> **MATERIALS PROVIDED**:
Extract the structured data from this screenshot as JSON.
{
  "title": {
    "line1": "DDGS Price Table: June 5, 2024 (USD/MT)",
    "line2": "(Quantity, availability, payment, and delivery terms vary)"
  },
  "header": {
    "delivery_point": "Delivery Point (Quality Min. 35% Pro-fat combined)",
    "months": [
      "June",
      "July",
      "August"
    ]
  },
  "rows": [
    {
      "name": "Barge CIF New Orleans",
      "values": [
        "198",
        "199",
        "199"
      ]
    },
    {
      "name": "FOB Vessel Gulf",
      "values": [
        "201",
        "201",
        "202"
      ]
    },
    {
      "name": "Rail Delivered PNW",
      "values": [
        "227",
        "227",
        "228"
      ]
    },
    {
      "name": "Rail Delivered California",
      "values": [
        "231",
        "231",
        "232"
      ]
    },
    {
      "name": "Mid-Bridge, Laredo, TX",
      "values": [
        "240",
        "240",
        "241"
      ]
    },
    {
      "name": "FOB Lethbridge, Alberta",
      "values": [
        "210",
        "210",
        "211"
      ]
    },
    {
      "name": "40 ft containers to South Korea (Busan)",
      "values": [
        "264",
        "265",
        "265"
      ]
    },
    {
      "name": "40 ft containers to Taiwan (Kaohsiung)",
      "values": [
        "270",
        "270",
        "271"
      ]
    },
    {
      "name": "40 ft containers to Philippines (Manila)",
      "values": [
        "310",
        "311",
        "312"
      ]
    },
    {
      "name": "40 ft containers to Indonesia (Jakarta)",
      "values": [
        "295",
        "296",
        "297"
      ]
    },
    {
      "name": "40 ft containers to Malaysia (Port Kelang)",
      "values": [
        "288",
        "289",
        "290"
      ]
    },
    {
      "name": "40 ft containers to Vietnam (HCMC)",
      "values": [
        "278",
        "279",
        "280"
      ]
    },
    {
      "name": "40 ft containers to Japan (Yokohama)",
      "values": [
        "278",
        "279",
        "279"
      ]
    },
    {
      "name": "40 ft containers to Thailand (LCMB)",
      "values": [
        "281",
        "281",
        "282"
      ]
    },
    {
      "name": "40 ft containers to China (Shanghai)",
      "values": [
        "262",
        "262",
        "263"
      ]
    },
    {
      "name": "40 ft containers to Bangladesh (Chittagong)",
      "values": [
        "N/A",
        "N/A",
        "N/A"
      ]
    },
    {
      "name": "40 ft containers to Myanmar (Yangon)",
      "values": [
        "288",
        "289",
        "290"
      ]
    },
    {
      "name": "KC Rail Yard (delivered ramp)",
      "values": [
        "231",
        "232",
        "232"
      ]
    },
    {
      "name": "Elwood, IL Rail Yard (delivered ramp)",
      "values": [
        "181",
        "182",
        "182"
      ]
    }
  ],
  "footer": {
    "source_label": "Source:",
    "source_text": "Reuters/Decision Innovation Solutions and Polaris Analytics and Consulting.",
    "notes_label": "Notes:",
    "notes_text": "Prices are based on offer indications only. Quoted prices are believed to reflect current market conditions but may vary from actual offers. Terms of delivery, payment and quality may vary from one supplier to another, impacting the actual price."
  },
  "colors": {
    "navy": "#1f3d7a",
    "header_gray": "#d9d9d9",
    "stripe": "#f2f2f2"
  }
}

---

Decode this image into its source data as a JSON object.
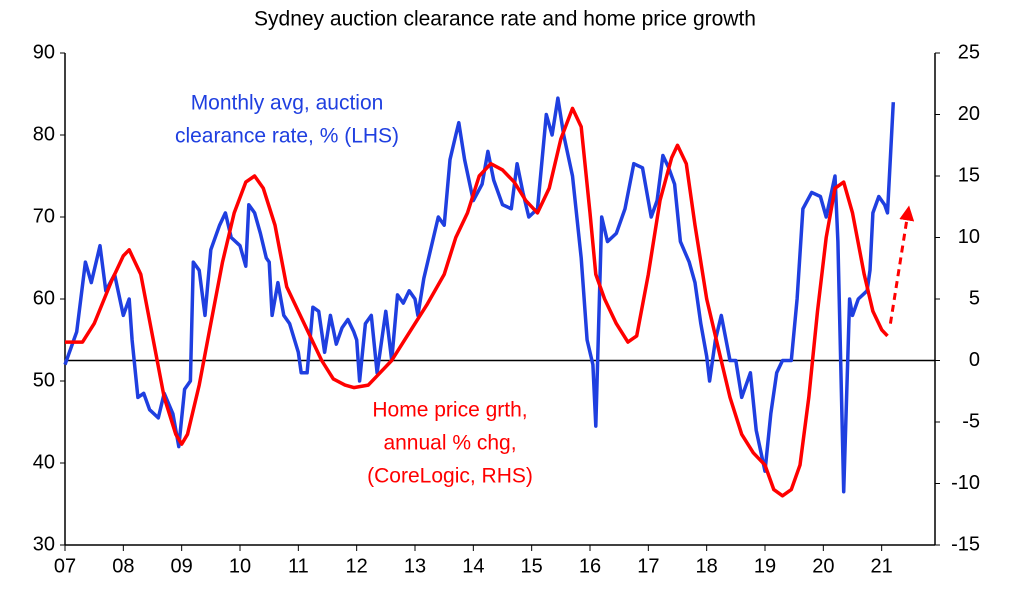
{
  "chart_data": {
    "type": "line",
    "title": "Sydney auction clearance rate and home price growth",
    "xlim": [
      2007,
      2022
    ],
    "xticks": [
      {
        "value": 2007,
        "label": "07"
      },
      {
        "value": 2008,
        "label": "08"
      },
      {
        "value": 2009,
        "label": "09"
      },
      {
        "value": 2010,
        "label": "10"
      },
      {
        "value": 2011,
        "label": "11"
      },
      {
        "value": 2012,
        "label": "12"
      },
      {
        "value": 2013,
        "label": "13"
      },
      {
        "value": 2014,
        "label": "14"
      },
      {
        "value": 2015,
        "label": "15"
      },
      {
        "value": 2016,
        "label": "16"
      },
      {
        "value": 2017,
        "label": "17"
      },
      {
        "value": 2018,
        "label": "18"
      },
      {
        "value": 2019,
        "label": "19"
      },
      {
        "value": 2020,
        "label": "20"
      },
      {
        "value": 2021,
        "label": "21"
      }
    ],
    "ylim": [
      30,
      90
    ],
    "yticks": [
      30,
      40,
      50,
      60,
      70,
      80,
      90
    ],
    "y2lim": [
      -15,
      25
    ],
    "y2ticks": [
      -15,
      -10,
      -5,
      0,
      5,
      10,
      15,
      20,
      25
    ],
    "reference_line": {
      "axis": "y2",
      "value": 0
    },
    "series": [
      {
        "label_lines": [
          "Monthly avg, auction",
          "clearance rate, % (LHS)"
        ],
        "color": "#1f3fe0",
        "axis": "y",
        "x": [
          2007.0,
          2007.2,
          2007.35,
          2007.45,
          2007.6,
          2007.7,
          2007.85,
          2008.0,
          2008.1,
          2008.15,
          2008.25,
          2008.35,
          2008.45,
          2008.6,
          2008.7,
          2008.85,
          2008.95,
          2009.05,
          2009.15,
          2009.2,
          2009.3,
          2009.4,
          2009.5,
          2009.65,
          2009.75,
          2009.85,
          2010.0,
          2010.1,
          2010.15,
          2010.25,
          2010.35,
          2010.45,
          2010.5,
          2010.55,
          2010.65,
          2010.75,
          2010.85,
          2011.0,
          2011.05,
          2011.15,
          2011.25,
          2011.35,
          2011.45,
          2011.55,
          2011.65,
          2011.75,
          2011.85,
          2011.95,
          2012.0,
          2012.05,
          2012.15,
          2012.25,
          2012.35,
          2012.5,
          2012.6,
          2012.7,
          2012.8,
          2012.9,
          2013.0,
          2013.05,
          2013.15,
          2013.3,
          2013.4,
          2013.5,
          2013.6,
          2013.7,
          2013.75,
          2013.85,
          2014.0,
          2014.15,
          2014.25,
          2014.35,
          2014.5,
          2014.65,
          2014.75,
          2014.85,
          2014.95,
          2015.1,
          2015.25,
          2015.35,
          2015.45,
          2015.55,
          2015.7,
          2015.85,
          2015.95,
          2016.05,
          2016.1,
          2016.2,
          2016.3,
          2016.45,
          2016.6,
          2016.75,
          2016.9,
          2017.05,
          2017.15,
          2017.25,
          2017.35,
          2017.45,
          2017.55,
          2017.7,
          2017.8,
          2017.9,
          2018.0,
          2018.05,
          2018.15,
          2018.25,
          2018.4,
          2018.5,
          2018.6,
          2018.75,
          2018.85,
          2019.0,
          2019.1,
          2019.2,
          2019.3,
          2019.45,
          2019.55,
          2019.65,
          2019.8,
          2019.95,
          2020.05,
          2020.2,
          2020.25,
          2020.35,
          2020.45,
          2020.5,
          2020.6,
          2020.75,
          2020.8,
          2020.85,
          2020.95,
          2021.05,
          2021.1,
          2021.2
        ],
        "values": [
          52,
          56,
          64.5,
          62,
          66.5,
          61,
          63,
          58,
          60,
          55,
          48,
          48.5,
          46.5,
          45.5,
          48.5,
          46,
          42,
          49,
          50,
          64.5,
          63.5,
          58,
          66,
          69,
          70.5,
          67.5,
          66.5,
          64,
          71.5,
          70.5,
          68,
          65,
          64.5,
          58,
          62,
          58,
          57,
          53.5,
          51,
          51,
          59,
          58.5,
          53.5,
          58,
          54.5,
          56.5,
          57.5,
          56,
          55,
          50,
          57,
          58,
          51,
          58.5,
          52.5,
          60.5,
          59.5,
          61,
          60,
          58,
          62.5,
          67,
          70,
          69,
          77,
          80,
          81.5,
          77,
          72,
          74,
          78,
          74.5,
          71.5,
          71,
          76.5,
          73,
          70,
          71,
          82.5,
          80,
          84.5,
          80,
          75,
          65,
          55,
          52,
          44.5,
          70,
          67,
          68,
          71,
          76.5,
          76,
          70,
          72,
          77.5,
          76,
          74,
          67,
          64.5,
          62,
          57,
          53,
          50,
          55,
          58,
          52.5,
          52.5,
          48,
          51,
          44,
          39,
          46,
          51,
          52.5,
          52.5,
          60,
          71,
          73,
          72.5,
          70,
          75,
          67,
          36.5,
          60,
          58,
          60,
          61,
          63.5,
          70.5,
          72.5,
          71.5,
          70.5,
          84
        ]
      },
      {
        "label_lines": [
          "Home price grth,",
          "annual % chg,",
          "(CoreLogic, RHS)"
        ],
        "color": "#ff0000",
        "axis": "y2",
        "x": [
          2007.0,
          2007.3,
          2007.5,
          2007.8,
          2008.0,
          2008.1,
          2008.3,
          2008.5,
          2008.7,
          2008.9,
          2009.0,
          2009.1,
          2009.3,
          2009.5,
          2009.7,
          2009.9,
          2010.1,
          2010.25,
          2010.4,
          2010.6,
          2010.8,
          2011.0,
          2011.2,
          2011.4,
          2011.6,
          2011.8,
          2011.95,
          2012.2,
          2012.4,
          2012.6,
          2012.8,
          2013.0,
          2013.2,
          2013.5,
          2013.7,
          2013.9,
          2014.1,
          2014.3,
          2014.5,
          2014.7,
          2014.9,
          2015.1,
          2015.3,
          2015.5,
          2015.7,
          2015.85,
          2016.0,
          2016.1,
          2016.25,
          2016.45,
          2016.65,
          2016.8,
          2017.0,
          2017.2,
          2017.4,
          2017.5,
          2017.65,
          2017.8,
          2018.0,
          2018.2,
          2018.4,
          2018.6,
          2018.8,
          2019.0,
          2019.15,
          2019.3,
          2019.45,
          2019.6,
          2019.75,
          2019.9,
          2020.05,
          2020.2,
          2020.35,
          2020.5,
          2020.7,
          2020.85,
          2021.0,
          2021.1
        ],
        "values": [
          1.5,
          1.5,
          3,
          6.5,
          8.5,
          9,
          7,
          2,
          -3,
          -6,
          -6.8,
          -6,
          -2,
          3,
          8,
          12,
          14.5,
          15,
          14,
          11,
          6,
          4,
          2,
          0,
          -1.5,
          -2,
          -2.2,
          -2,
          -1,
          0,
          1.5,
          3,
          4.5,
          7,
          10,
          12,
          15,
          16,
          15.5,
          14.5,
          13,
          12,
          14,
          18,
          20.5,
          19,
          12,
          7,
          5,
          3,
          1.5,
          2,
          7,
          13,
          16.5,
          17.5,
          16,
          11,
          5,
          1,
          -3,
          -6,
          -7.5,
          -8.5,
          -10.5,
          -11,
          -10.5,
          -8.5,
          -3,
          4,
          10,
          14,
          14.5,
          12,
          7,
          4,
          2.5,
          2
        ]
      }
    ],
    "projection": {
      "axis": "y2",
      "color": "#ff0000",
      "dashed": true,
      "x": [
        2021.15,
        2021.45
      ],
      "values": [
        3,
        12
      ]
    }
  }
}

--

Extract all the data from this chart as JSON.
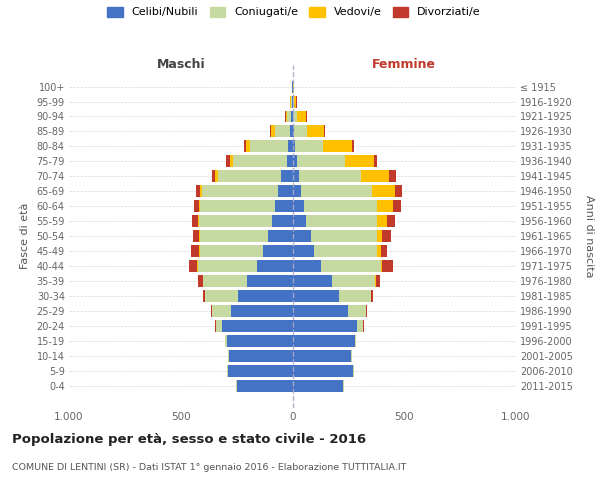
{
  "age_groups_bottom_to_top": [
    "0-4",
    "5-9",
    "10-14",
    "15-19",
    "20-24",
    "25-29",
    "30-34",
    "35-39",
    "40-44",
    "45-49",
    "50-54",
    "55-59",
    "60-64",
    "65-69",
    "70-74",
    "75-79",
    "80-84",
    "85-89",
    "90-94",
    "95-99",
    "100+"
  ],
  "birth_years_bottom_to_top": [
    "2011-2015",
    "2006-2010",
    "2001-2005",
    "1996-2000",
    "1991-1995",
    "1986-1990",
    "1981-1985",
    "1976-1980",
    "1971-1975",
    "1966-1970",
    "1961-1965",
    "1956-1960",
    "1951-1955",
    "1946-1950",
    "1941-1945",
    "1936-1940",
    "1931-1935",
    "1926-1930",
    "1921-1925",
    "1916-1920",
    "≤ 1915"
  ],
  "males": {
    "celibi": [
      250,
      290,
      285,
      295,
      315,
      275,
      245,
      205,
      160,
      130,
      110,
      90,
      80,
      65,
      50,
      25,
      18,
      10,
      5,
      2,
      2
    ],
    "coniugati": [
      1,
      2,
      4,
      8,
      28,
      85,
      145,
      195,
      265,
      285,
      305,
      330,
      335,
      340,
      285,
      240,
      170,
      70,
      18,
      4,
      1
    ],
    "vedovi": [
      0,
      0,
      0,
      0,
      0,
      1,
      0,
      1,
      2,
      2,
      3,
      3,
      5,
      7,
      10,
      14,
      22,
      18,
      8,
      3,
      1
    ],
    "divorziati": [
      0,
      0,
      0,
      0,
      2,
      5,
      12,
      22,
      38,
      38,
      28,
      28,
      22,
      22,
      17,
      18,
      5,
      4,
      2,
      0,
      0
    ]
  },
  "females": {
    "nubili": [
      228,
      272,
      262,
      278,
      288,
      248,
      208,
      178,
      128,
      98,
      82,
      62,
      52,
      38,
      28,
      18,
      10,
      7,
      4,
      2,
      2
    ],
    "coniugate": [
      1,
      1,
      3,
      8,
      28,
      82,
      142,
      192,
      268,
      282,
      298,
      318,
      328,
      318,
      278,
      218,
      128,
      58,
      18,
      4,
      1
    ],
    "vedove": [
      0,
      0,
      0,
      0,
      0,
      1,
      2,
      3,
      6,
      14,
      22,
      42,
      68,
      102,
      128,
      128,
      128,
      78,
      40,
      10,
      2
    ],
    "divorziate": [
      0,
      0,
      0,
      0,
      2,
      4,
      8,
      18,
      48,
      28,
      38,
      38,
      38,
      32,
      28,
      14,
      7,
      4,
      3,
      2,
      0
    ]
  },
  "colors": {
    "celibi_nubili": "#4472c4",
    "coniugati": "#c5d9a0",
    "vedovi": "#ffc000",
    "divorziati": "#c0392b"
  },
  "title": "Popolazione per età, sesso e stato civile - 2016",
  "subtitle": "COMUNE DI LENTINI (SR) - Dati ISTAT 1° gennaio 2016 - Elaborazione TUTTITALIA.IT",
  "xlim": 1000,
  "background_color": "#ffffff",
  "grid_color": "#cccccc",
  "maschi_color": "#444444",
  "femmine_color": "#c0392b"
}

> **WHAT NEEDS TO BE DONE**: Using the records given above, list every line that includes the word "JSON".

> **PROBLEM SOLUTION**:
Extract the structured data from this screenshot as JSON.
Decode this image into its source data as a JSON object.
Extract all the data from this chart as JSON.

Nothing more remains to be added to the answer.